WHAT YOU WILL DO -> Copy every one of the lines below, character for character, and leave out the picture.

DATA IN THIS EXERCISE ->
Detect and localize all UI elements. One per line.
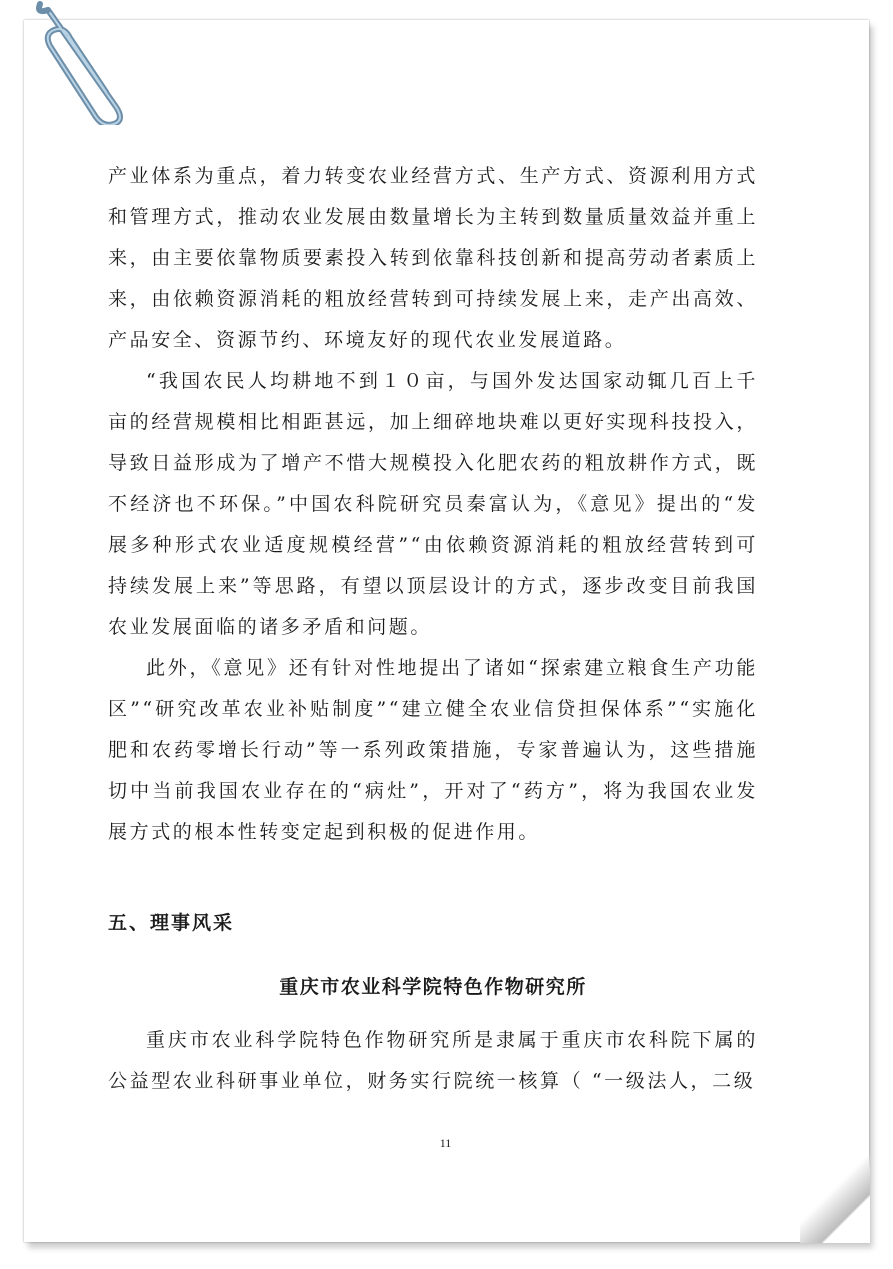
paragraph-2: “我国农民人均耕地不到１０亩，与国外发达国家动辄几百上千亩的经营规模相比相距甚远，加上细碎地块难以更好实现科技投入，导致日益形成为了增产不惜大规模投入化肥农药的粗放耕作方式，既不经济也不环保。”中国农科院研究员秦富认为，《意见》提出的“发展多种形式农业适度规模经营”“由依赖资源消耗的粗放经营转到可持续发展上来”等思路，有望以顶层设计的方式，逐步改变目前我国农业发展面临的诸多矛盾和问题。 <box>108 370 758 638</box>
document-body-continued <box>108 1020 758 1102</box>
paperclip-icon <box>36 0 136 125</box>
section-heading: 五、理事风采 <box>108 912 235 934</box>
page-curl <box>800 1148 870 1243</box>
page-number: 11 <box>439 1136 452 1150</box>
paragraph-4: 重庆市农业科学院特色作物研究所是隶属于重庆市农科院下属的公益型农业科研事业单位，财务实行院统一核算（ “一级法人，二级 <box>108 1029 758 1092</box>
sub-title: 重庆市农业科学院特色作物研究所 <box>279 976 587 998</box>
paragraph-3: 此外，《意见》还有针对性地提出了诸如“探索建立粮食生产功能区”“研究改革农业补贴制度”“建立健全农业信贷担保体系”“实施化肥和农药零增长行动”等一系列政策措施，专家普遍认为，这些措施切中当前我国农业存在的“病灶”，开对了“药方”，将为我国农业发展方式的根本性转变定起到积极的促进作用。 <box>108 657 758 843</box>
document-body <box>108 156 758 853</box>
paragraph-1: 产业体系为重点，着力转变农业经营方式、生产方式、资源利用方式和管理方式，推动农业发展由数量增长为主转到数量质量效益并重上来，由主要依靠物质要素投入转到依靠科技创新和提高劳动者素质上来，由依赖资源消耗的粗放经营转到可持续发展上来，走产出高效、产品安全、资源节约、环境友好的现代农业发展道路。 <box>108 165 758 351</box>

CORRECT RESULT ->
Detect and localize all UI elements. One per line.
paragraph-2: “我国农民人均耕地不到１０亩，与国外发达国家动辄几百上千亩的经营规模相比相距甚远，加上细碎地块难以更好实现科技投入，导致日益形成为了增产不惜大规模投入化肥农药的粗放耕作方式，既不经济也不环保。”中国农科院研究员秦富认为，《意见》提出的“发展多种形式农业适度规模经营”“由依赖资源消耗的粗放经营转到可持续发展上来”等思路，有望以顶层设计的方式，逐步改变目前我国农业发展面临的诸多矛盾和问题。 <box>108 370 758 638</box>
document-body-continued <box>108 1020 758 1102</box>
paperclip-icon <box>36 0 136 125</box>
section-heading: 五、理事风采 <box>108 912 235 934</box>
page-curl <box>800 1148 870 1243</box>
page-number: 11 <box>439 1136 452 1150</box>
paragraph-4: 重庆市农业科学院特色作物研究所是隶属于重庆市农科院下属的公益型农业科研事业单位，财务实行院统一核算（ “一级法人，二级 <box>108 1029 758 1092</box>
sub-title: 重庆市农业科学院特色作物研究所 <box>279 976 587 998</box>
paragraph-3: 此外，《意见》还有针对性地提出了诸如“探索建立粮食生产功能区”“研究改革农业补贴制度”“建立健全农业信贷担保体系”“实施化肥和农药零增长行动”等一系列政策措施，专家普遍认为，这些措施切中当前我国农业存在的“病灶”，开对了“药方”，将为我国农业发展方式的根本性转变定起到积极的促进作用。 <box>108 657 758 843</box>
document-body <box>108 156 758 853</box>
paragraph-1: 产业体系为重点，着力转变农业经营方式、生产方式、资源利用方式和管理方式，推动农业发展由数量增长为主转到数量质量效益并重上来，由主要依靠物质要素投入转到依靠科技创新和提高劳动者素质上来，由依赖资源消耗的粗放经营转到可持续发展上来，走产出高效、产品安全、资源节约、环境友好的现代农业发展道路。 <box>108 165 758 351</box>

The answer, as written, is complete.